> DESCRIPTION OF THE TASK: Reproduce every line of these records verbatim, from the first line to the last.
──────── DATA SHOWN
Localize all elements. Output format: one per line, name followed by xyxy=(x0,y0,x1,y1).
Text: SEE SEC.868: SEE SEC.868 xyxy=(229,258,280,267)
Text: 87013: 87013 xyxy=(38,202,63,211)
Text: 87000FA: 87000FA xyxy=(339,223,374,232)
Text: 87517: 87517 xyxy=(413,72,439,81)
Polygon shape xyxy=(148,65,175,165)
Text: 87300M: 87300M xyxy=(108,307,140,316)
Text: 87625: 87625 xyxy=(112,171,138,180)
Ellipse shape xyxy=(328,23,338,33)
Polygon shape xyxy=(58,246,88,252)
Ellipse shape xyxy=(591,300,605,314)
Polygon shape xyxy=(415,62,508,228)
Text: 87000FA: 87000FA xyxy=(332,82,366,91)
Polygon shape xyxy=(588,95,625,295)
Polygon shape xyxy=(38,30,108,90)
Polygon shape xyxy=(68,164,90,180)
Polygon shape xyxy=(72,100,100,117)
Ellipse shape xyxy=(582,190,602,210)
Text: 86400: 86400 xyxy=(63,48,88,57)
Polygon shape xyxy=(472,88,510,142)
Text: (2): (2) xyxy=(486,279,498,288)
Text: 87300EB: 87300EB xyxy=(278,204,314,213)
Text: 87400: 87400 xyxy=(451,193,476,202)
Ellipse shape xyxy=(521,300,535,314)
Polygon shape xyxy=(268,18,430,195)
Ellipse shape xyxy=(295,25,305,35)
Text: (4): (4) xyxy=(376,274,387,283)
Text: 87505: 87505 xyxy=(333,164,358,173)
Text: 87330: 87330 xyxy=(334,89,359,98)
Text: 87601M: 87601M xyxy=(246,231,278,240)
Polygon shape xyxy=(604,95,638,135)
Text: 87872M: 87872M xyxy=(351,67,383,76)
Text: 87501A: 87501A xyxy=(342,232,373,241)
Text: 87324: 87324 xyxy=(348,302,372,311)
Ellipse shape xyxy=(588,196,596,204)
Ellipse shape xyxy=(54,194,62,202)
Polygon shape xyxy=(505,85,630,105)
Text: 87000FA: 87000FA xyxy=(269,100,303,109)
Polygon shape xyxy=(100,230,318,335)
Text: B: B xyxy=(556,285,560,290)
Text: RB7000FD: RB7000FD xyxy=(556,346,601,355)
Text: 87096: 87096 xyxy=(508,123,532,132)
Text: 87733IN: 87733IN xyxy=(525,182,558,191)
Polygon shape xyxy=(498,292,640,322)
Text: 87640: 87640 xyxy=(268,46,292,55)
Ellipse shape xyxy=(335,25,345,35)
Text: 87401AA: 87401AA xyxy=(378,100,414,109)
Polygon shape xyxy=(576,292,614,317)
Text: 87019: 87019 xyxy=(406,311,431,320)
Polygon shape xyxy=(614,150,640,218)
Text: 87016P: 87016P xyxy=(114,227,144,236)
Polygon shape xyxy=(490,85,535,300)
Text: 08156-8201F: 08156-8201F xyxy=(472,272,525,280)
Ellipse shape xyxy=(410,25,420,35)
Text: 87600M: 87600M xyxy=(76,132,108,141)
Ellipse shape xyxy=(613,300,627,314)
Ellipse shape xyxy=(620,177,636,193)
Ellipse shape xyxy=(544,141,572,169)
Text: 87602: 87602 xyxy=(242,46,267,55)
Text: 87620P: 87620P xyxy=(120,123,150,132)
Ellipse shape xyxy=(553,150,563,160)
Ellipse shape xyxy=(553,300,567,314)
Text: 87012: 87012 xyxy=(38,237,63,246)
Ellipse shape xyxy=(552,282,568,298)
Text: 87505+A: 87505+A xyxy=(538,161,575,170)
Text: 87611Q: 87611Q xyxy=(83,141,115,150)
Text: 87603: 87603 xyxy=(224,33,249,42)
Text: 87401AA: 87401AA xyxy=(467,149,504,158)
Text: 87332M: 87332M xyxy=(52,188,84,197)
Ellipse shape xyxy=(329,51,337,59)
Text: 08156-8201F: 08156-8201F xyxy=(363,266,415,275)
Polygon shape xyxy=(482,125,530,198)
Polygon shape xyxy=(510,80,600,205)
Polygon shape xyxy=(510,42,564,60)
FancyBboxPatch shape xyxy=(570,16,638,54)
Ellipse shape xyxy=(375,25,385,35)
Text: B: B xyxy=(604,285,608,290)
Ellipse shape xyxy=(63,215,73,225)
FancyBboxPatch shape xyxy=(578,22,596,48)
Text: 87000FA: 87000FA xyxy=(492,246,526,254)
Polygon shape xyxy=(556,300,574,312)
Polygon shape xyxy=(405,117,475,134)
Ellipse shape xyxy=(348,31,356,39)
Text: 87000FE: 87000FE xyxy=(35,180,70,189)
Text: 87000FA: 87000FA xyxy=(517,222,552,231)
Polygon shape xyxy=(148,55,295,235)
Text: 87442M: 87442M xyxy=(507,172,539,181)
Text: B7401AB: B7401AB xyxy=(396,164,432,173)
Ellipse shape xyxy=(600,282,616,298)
────────────────
> CORRECT RESPONSE:
Localize all elements. Output format: one per line, name followed by xyxy=(x0,y0,x1,y1).
Text: SEE SEC.868: SEE SEC.868 xyxy=(229,258,280,267)
Text: 87013: 87013 xyxy=(38,202,63,211)
Text: 87000FA: 87000FA xyxy=(339,223,374,232)
Text: 87517: 87517 xyxy=(413,72,439,81)
Polygon shape xyxy=(148,65,175,165)
Text: 87300M: 87300M xyxy=(108,307,140,316)
Text: 87625: 87625 xyxy=(112,171,138,180)
Ellipse shape xyxy=(328,23,338,33)
Polygon shape xyxy=(58,246,88,252)
Ellipse shape xyxy=(591,300,605,314)
Polygon shape xyxy=(415,62,508,228)
Text: 87000FA: 87000FA xyxy=(332,82,366,91)
Polygon shape xyxy=(588,95,625,295)
Polygon shape xyxy=(38,30,108,90)
Polygon shape xyxy=(68,164,90,180)
Polygon shape xyxy=(72,100,100,117)
Ellipse shape xyxy=(582,190,602,210)
Text: 86400: 86400 xyxy=(63,48,88,57)
Polygon shape xyxy=(472,88,510,142)
Text: (2): (2) xyxy=(486,279,498,288)
Text: 87300EB: 87300EB xyxy=(278,204,314,213)
Text: 87400: 87400 xyxy=(451,193,476,202)
Ellipse shape xyxy=(521,300,535,314)
Polygon shape xyxy=(268,18,430,195)
Ellipse shape xyxy=(295,25,305,35)
Text: (4): (4) xyxy=(376,274,387,283)
Text: 87505: 87505 xyxy=(333,164,358,173)
Text: 87330: 87330 xyxy=(334,89,359,98)
Text: 87601M: 87601M xyxy=(246,231,278,240)
Polygon shape xyxy=(604,95,638,135)
Text: 87872M: 87872M xyxy=(351,67,383,76)
Text: 87501A: 87501A xyxy=(342,232,373,241)
Text: 87324: 87324 xyxy=(348,302,372,311)
Ellipse shape xyxy=(588,196,596,204)
Ellipse shape xyxy=(54,194,62,202)
Polygon shape xyxy=(505,85,630,105)
Text: 87000FA: 87000FA xyxy=(269,100,303,109)
Polygon shape xyxy=(100,230,318,335)
Text: B: B xyxy=(556,285,560,290)
Text: RB7000FD: RB7000FD xyxy=(556,346,601,355)
Text: 87096: 87096 xyxy=(508,123,532,132)
Text: 87733IN: 87733IN xyxy=(525,182,558,191)
Polygon shape xyxy=(498,292,640,322)
Text: 87640: 87640 xyxy=(268,46,292,55)
Ellipse shape xyxy=(335,25,345,35)
Text: 87401AA: 87401AA xyxy=(378,100,414,109)
Polygon shape xyxy=(576,292,614,317)
Text: 87019: 87019 xyxy=(406,311,431,320)
Polygon shape xyxy=(614,150,640,218)
Text: 87016P: 87016P xyxy=(114,227,144,236)
Polygon shape xyxy=(490,85,535,300)
Text: 08156-8201F: 08156-8201F xyxy=(472,272,525,280)
Ellipse shape xyxy=(410,25,420,35)
Text: 87600M: 87600M xyxy=(76,132,108,141)
Ellipse shape xyxy=(613,300,627,314)
Ellipse shape xyxy=(620,177,636,193)
Ellipse shape xyxy=(544,141,572,169)
Text: 87602: 87602 xyxy=(242,46,267,55)
Text: 87620P: 87620P xyxy=(120,123,150,132)
Ellipse shape xyxy=(553,150,563,160)
Ellipse shape xyxy=(553,300,567,314)
Text: 87012: 87012 xyxy=(38,237,63,246)
Ellipse shape xyxy=(552,282,568,298)
Text: 87505+A: 87505+A xyxy=(538,161,575,170)
Text: 87611Q: 87611Q xyxy=(83,141,115,150)
Text: 87603: 87603 xyxy=(224,33,249,42)
Text: 87401AA: 87401AA xyxy=(467,149,504,158)
Text: 87332M: 87332M xyxy=(52,188,84,197)
Ellipse shape xyxy=(329,51,337,59)
Text: 08156-8201F: 08156-8201F xyxy=(363,266,415,275)
Polygon shape xyxy=(482,125,530,198)
Polygon shape xyxy=(510,80,600,205)
Polygon shape xyxy=(510,42,564,60)
FancyBboxPatch shape xyxy=(570,16,638,54)
Ellipse shape xyxy=(375,25,385,35)
Text: B: B xyxy=(604,285,608,290)
Ellipse shape xyxy=(63,215,73,225)
FancyBboxPatch shape xyxy=(578,22,596,48)
Text: 87000FA: 87000FA xyxy=(492,246,526,254)
Polygon shape xyxy=(556,300,574,312)
Polygon shape xyxy=(405,117,475,134)
Ellipse shape xyxy=(348,31,356,39)
Text: 87000FE: 87000FE xyxy=(35,180,70,189)
Text: 87000FA: 87000FA xyxy=(517,222,552,231)
Polygon shape xyxy=(148,55,295,235)
Text: 87442M: 87442M xyxy=(507,172,539,181)
Text: B7401AB: B7401AB xyxy=(396,164,432,173)
Ellipse shape xyxy=(600,282,616,298)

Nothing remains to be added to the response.